● WHAT THE TASK ASKS
Pull out every line below that holds the word "footer".

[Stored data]
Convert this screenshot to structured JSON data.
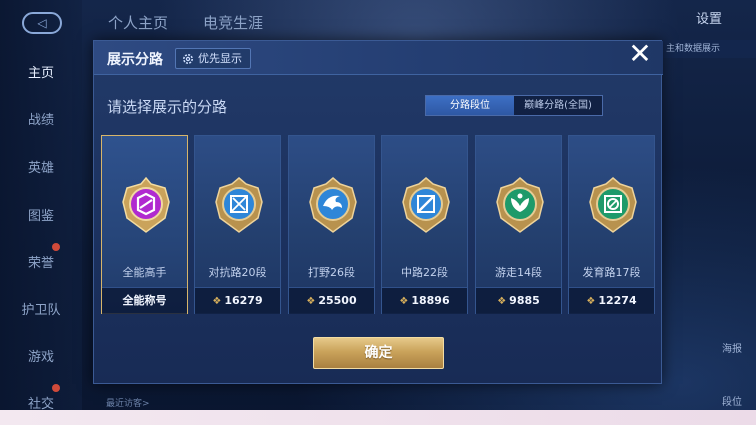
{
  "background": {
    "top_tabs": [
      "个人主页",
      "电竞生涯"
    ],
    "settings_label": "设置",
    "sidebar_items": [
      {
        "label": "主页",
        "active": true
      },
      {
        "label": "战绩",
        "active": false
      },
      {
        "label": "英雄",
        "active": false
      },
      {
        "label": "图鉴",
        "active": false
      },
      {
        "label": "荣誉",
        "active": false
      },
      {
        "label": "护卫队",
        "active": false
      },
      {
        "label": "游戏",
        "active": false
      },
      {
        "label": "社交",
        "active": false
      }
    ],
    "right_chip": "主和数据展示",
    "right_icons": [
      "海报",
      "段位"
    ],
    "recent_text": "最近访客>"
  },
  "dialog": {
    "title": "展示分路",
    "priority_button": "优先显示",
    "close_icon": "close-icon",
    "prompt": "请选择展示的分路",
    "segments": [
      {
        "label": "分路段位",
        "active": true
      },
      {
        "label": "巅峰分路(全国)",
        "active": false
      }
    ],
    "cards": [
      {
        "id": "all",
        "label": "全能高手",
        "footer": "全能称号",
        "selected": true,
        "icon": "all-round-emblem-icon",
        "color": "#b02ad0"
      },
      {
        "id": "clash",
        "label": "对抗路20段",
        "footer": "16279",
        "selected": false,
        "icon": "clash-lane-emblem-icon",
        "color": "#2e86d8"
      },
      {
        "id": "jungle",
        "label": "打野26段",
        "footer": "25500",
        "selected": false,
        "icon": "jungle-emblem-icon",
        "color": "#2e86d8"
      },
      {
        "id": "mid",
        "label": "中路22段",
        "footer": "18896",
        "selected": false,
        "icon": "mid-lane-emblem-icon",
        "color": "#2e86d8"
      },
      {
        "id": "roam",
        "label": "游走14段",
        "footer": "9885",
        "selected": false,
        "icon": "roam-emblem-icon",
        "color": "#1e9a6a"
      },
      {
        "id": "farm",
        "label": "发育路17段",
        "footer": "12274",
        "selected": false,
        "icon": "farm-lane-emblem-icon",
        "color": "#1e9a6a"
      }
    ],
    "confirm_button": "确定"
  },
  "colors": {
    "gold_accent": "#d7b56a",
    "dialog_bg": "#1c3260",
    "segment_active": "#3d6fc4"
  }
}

● RIGHT ANSWER
        "footer": "全能称号",
        "footer": "16279",
        "footer": "25500",
        "footer": "18896",
        "footer": "9885",
        "footer": "12274",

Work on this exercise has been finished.